▶ [RECORDS SHOWN]
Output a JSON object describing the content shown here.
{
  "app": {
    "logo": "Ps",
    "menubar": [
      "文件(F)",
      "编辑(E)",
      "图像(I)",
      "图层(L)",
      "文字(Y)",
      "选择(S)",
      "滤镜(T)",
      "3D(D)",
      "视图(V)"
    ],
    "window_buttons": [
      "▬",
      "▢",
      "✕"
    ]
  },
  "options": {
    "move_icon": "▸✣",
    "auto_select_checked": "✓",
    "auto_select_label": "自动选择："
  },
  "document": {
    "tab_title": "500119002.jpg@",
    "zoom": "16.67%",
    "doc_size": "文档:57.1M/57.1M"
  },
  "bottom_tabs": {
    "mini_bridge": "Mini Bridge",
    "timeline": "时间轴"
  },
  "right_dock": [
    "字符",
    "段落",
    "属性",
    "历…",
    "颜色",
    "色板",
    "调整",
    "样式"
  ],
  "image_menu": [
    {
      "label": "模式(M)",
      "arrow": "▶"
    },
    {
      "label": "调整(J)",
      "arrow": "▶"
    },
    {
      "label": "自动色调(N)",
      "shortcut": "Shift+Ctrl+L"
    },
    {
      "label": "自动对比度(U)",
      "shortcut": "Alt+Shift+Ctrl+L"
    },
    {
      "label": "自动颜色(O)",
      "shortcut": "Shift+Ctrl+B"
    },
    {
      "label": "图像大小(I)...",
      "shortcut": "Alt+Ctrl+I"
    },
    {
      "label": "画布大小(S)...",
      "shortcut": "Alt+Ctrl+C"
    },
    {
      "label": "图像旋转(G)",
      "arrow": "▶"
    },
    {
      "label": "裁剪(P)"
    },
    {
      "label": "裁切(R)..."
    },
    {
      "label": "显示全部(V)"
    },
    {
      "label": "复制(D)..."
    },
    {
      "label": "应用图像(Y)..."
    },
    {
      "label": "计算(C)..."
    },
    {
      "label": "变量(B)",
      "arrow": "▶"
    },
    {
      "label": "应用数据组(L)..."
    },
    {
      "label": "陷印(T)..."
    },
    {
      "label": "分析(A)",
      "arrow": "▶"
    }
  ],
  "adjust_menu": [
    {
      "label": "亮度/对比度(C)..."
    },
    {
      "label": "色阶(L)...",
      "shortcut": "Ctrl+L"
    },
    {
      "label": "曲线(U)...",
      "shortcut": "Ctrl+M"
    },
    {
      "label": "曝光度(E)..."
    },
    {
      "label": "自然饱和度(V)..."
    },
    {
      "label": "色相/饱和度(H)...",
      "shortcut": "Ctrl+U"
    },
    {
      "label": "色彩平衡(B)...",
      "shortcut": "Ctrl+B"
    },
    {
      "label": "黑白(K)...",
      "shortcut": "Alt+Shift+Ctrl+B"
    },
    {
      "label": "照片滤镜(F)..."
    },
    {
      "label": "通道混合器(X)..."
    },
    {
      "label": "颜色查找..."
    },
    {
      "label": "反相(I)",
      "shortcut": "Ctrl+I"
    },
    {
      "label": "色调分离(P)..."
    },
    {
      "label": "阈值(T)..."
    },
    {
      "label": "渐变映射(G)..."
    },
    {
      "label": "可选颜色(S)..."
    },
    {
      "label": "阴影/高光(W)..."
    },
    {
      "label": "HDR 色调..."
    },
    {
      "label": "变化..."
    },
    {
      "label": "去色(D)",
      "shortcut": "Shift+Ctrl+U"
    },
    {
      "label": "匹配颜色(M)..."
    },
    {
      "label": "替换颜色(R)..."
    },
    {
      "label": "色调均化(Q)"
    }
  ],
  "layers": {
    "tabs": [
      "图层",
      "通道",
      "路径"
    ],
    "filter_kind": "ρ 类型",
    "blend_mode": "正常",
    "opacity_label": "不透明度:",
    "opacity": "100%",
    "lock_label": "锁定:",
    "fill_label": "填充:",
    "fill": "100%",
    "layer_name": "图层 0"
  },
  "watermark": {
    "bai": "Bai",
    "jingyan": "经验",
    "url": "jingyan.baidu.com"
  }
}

▶ [INSTRUCTION]
Every entry must be retyped in full, exactly as given.

▶ [TASK RESULT]
Output a JSON object describing the content shown here.
{
  "app": {
    "logo": "Ps",
    "menubar": [
      "文件(F)",
      "编辑(E)",
      "图像(I)",
      "图层(L)",
      "文字(Y)",
      "选择(S)",
      "滤镜(T)",
      "3D(D)",
      "视图(V)"
    ],
    "window_buttons": [
      "▬",
      "▢",
      "✕"
    ]
  },
  "options": {
    "move_icon": "▸✣",
    "auto_select_checked": "✓",
    "auto_select_label": "自动选择："
  },
  "document": {
    "tab_title": "500119002.jpg@",
    "zoom": "16.67%",
    "doc_size": "文档:57.1M/57.1M"
  },
  "bottom_tabs": {
    "mini_bridge": "Mini Bridge",
    "timeline": "时间轴"
  },
  "right_dock": [
    "字符",
    "段落",
    "属性",
    "历…",
    "颜色",
    "色板",
    "调整",
    "样式"
  ],
  "image_menu": [
    {
      "label": "模式(M)",
      "arrow": "▶"
    },
    {
      "label": "调整(J)",
      "arrow": "▶"
    },
    {
      "label": "自动色调(N)",
      "shortcut": "Shift+Ctrl+L"
    },
    {
      "label": "自动对比度(U)",
      "shortcut": "Alt+Shift+Ctrl+L"
    },
    {
      "label": "自动颜色(O)",
      "shortcut": "Shift+Ctrl+B"
    },
    {
      "label": "图像大小(I)...",
      "shortcut": "Alt+Ctrl+I"
    },
    {
      "label": "画布大小(S)...",
      "shortcut": "Alt+Ctrl+C"
    },
    {
      "label": "图像旋转(G)",
      "arrow": "▶"
    },
    {
      "label": "裁剪(P)"
    },
    {
      "label": "裁切(R)..."
    },
    {
      "label": "显示全部(V)"
    },
    {
      "label": "复制(D)..."
    },
    {
      "label": "应用图像(Y)..."
    },
    {
      "label": "计算(C)..."
    },
    {
      "label": "变量(B)",
      "arrow": "▶"
    },
    {
      "label": "应用数据组(L)..."
    },
    {
      "label": "陷印(T)..."
    },
    {
      "label": "分析(A)",
      "arrow": "▶"
    }
  ],
  "adjust_menu": [
    {
      "label": "亮度/对比度(C)..."
    },
    {
      "label": "色阶(L)...",
      "shortcut": "Ctrl+L"
    },
    {
      "label": "曲线(U)...",
      "shortcut": "Ctrl+M"
    },
    {
      "label": "曝光度(E)..."
    },
    {
      "label": "自然饱和度(V)..."
    },
    {
      "label": "色相/饱和度(H)...",
      "shortcut": "Ctrl+U"
    },
    {
      "label": "色彩平衡(B)...",
      "shortcut": "Ctrl+B"
    },
    {
      "label": "黑白(K)...",
      "shortcut": "Alt+Shift+Ctrl+B"
    },
    {
      "label": "照片滤镜(F)..."
    },
    {
      "label": "通道混合器(X)..."
    },
    {
      "label": "颜色查找..."
    },
    {
      "label": "反相(I)",
      "shortcut": "Ctrl+I"
    },
    {
      "label": "色调分离(P)..."
    },
    {
      "label": "阈值(T)..."
    },
    {
      "label": "渐变映射(G)..."
    },
    {
      "label": "可选颜色(S)..."
    },
    {
      "label": "阴影/高光(W)..."
    },
    {
      "label": "HDR 色调..."
    },
    {
      "label": "变化..."
    },
    {
      "label": "去色(D)",
      "shortcut": "Shift+Ctrl+U"
    },
    {
      "label": "匹配颜色(M)..."
    },
    {
      "label": "替换颜色(R)..."
    },
    {
      "label": "色调均化(Q)"
    }
  ],
  "layers": {
    "tabs": [
      "图层",
      "通道",
      "路径"
    ],
    "filter_kind": "ρ 类型",
    "blend_mode": "正常",
    "opacity_label": "不透明度:",
    "opacity": "100%",
    "lock_label": "锁定:",
    "fill_label": "填充:",
    "fill": "100%",
    "layer_name": "图层 0"
  },
  "watermark": {
    "bai": "Bai",
    "jingyan": "经验",
    "url": "jingyan.baidu.com"
  }
}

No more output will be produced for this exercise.